[BEGIN Exercise materials]

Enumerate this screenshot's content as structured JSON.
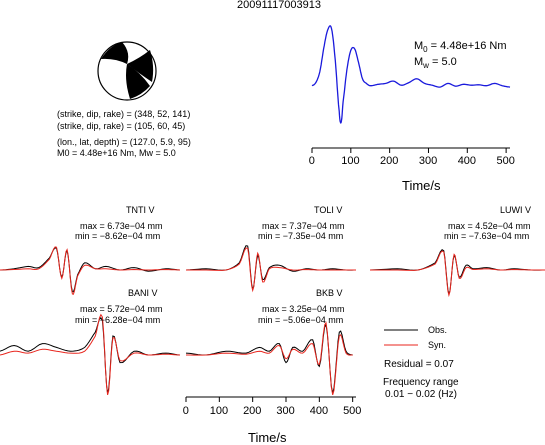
{
  "title": "20091117003913",
  "focal": {
    "line1": "(strike, dip, rake) = (348, 52, 141)",
    "line2": "(strike, dip, rake) = (105, 60, 45)",
    "line3": "(lon., lat, depth) = (127.0, 5.9, 95)",
    "line4": "M0 = 4.48e+16 Nm, Mw = 5.0"
  },
  "stf": {
    "m0_sym": "M",
    "m0_sub": "0",
    "m0_val": " = 4.48e+16 Nm",
    "mw_sym": "M",
    "mw_sub": "w",
    "mw_val": " = 5.0",
    "xlabel": "Time/s",
    "xticks": [
      "0",
      "100",
      "200",
      "300",
      "400",
      "500"
    ]
  },
  "stations": [
    {
      "name": "TNTI V",
      "max": "max = 6.73e−04 mm",
      "min": "min = −8.62e−04 mm"
    },
    {
      "name": "TOLI V",
      "max": "max = 7.37e−04 mm",
      "min": "min = −7.35e−04 mm"
    },
    {
      "name": "LUWI V",
      "max": "max = 4.52e−04 mm",
      "min": "min = −7.63e−04 mm"
    },
    {
      "name": "BANI V",
      "max": "max = 5.72e−04 mm",
      "min": "min = −6.28e−04 mm"
    },
    {
      "name": "BKB V",
      "max": "max = 3.25e−04 mm",
      "min": "min = −5.06e−04 mm"
    }
  ],
  "legend": {
    "obs": "Obs.",
    "syn": "Syn.",
    "residual": "Residual = 0.07",
    "freq1": "Frequency range",
    "freq2": "0.01 − 0.02 (Hz)"
  },
  "bottom_axis": {
    "xlabel": "Time/s",
    "xticks": [
      "0",
      "100",
      "200",
      "300",
      "400",
      "500"
    ]
  },
  "colors": {
    "obs": "#000000",
    "syn": "#e8261e",
    "stf": "#1a1adc"
  },
  "chart_data": [
    {
      "type": "line",
      "name": "source time function",
      "xlabel": "Time/s",
      "xlim": [
        0,
        510
      ],
      "x": [
        0,
        10,
        20,
        30,
        40,
        50,
        60,
        70,
        75,
        80,
        90,
        100,
        110,
        120,
        130,
        140,
        150,
        170,
        190,
        210,
        230,
        250,
        270,
        290,
        310,
        330,
        350,
        370,
        390,
        410,
        430,
        450,
        470,
        490,
        510
      ],
      "y": [
        0.05,
        0.12,
        0.35,
        0.85,
        1.25,
        1.3,
        0.6,
        -0.5,
        -0.75,
        -0.3,
        0.4,
        0.82,
        0.85,
        0.55,
        0.2,
        0.1,
        0.05,
        0.08,
        0.1,
        0.15,
        0.06,
        0.12,
        0.2,
        0.1,
        0.06,
        0.02,
        0.1,
        0.04,
        0.08,
        0.06,
        0.07,
        0.05,
        0.1,
        0.05,
        0.02
      ]
    },
    {
      "type": "line",
      "station": "TNTI V",
      "series": [
        {
          "name": "Obs.",
          "x": [
            0,
            40,
            80,
            110,
            140,
            160,
            175,
            190,
            205,
            220,
            240,
            270,
            300,
            340,
            380,
            420,
            470,
            510
          ],
          "y": [
            0.0,
            0.05,
            0.15,
            0.1,
            0.5,
            0.9,
            -0.3,
            0.8,
            -0.9,
            -0.2,
            0.3,
            0.05,
            0.15,
            0.0,
            0.1,
            -0.05,
            0.05,
            0.0
          ]
        },
        {
          "name": "Syn.",
          "x": [
            0,
            40,
            80,
            110,
            140,
            160,
            175,
            190,
            205,
            220,
            240,
            270,
            300,
            340,
            380,
            420,
            470,
            510
          ],
          "y": [
            0.0,
            0.02,
            0.05,
            0.05,
            0.45,
            0.95,
            -0.35,
            0.85,
            -1.0,
            -0.25,
            0.2,
            0.05,
            0.05,
            0.0,
            0.02,
            0.0,
            0.02,
            0.0
          ]
        }
      ]
    },
    {
      "type": "line",
      "station": "TOLI V",
      "series": [
        {
          "name": "Obs.",
          "x": [
            0,
            60,
            120,
            160,
            185,
            200,
            215,
            230,
            250,
            280,
            320,
            360,
            400,
            440,
            480,
            510
          ],
          "y": [
            0.0,
            0.05,
            0.0,
            0.3,
            1.0,
            -0.8,
            0.6,
            -0.4,
            0.1,
            0.2,
            -0.05,
            0.05,
            0.0,
            0.05,
            0.0,
            0.0
          ]
        },
        {
          "name": "Syn.",
          "x": [
            0,
            60,
            120,
            160,
            185,
            200,
            215,
            230,
            250,
            280,
            320,
            360,
            400,
            440,
            480,
            510
          ],
          "y": [
            0.0,
            0.0,
            0.0,
            0.25,
            0.9,
            -0.85,
            0.7,
            -0.5,
            0.05,
            0.1,
            0.0,
            0.02,
            0.0,
            0.0,
            0.0,
            0.0
          ]
        }
      ]
    },
    {
      "type": "line",
      "station": "LUWI V",
      "series": [
        {
          "name": "Obs.",
          "x": [
            0,
            80,
            140,
            190,
            215,
            230,
            245,
            260,
            280,
            300,
            340,
            380,
            420,
            470,
            510
          ],
          "y": [
            0.0,
            0.05,
            0.0,
            0.3,
            0.8,
            -1.0,
            0.6,
            -0.3,
            0.2,
            0.05,
            0.1,
            0.0,
            0.05,
            0.0,
            0.0
          ]
        },
        {
          "name": "Syn.",
          "x": [
            0,
            80,
            140,
            190,
            215,
            230,
            245,
            260,
            280,
            300,
            340,
            380,
            420,
            470,
            510
          ],
          "y": [
            0.0,
            0.0,
            0.0,
            0.25,
            0.75,
            -1.05,
            0.65,
            -0.35,
            0.1,
            0.02,
            0.05,
            0.0,
            0.02,
            0.0,
            0.0
          ]
        }
      ]
    },
    {
      "type": "line",
      "station": "BANI V",
      "series": [
        {
          "name": "Obs.",
          "x": [
            0,
            40,
            80,
            120,
            160,
            200,
            240,
            270,
            290,
            305,
            320,
            340,
            380,
            420,
            470,
            510
          ],
          "y": [
            0.1,
            0.25,
            0.1,
            0.3,
            0.2,
            0.1,
            0.2,
            0.6,
            0.9,
            -1.0,
            0.5,
            -0.2,
            0.1,
            0.0,
            0.05,
            0.0
          ]
        },
        {
          "name": "Syn.",
          "x": [
            0,
            40,
            80,
            120,
            160,
            200,
            240,
            270,
            290,
            305,
            320,
            340,
            380,
            420,
            470,
            510
          ],
          "y": [
            0.0,
            0.1,
            0.05,
            0.15,
            0.1,
            0.05,
            0.1,
            0.5,
            1.0,
            -1.05,
            0.45,
            -0.15,
            0.05,
            0.0,
            0.02,
            0.0
          ]
        }
      ]
    },
    {
      "type": "line",
      "station": "BKB V",
      "xlim": [
        0,
        510
      ],
      "series": [
        {
          "name": "Obs.",
          "x": [
            0,
            60,
            120,
            180,
            220,
            250,
            280,
            300,
            320,
            350,
            380,
            400,
            420,
            440,
            460,
            480,
            500
          ],
          "y": [
            0.05,
            0.0,
            0.1,
            0.05,
            0.2,
            0.1,
            0.3,
            -0.2,
            0.2,
            0.1,
            0.4,
            -0.3,
            0.8,
            -1.0,
            0.6,
            0.1,
            0.0
          ]
        },
        {
          "name": "Syn.",
          "x": [
            0,
            60,
            120,
            180,
            220,
            250,
            280,
            300,
            320,
            350,
            380,
            400,
            420,
            440,
            460,
            480,
            500
          ],
          "y": [
            0.0,
            0.0,
            0.05,
            0.02,
            0.1,
            0.05,
            0.25,
            -0.1,
            0.15,
            0.05,
            0.3,
            -0.25,
            0.85,
            -1.05,
            0.5,
            0.05,
            0.0
          ]
        }
      ]
    }
  ]
}
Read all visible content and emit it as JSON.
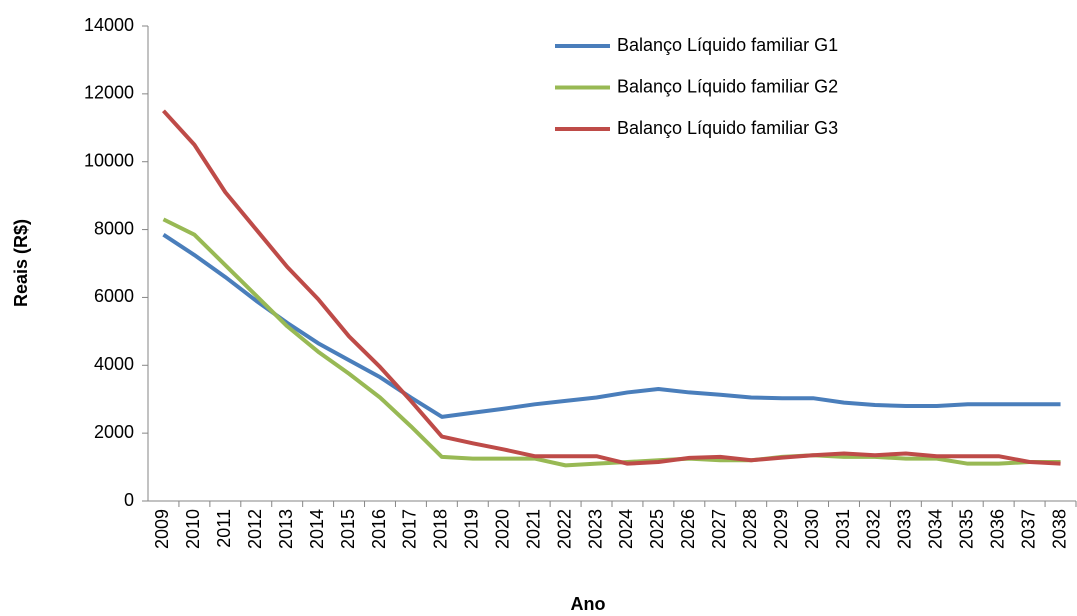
{
  "chart_data": {
    "type": "line",
    "x_label": "Ano",
    "y_label": "Reais (R$)",
    "categories": [
      "2009",
      "2010",
      "2011",
      "2012",
      "2013",
      "2014",
      "2015",
      "2016",
      "2017",
      "2018",
      "2019",
      "2020",
      "2021",
      "2022",
      "2023",
      "2024",
      "2025",
      "2026",
      "2027",
      "2028",
      "2029",
      "2030",
      "2031",
      "2032",
      "2033",
      "2034",
      "2035",
      "2036",
      "2037",
      "2038"
    ],
    "series": [
      {
        "name": "Balanço Líquido familiar G1",
        "color": "#4a7ebb",
        "values": [
          7850,
          7250,
          6600,
          5900,
          5250,
          4650,
          4150,
          3650,
          3050,
          2480,
          2600,
          2720,
          2850,
          2950,
          3050,
          3200,
          3300,
          3200,
          3130,
          3050,
          3030,
          3030,
          2900,
          2830,
          2800,
          2800,
          2850,
          2850,
          2850,
          2850
        ]
      },
      {
        "name": "Balanço Líquido familiar G2",
        "color": "#98b954",
        "values": [
          8300,
          7850,
          6950,
          6050,
          5150,
          4400,
          3750,
          3050,
          2200,
          1300,
          1250,
          1250,
          1250,
          1050,
          1100,
          1150,
          1200,
          1250,
          1200,
          1200,
          1300,
          1350,
          1300,
          1300,
          1250,
          1250,
          1100,
          1100,
          1150,
          1150
        ]
      },
      {
        "name": "Balanço Líquido familiar G3",
        "color": "#be4b48",
        "values": [
          11500,
          10500,
          9100,
          8000,
          6900,
          5950,
          4850,
          3950,
          2950,
          1900,
          1700,
          1520,
          1320,
          1320,
          1320,
          1100,
          1150,
          1270,
          1300,
          1200,
          1280,
          1350,
          1400,
          1350,
          1400,
          1320,
          1320,
          1320,
          1150,
          1100
        ]
      }
    ],
    "ylim": [
      0,
      14000
    ],
    "yticks": [
      0,
      2000,
      4000,
      6000,
      8000,
      10000,
      12000,
      14000
    ],
    "grid": false,
    "legend": "top-right"
  }
}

[END Exercise materials]

▶ **What you need to do**:
Tell how many lines of the records above hold the string "Balanço". Give no other text.

▶ **Complete answer**:
3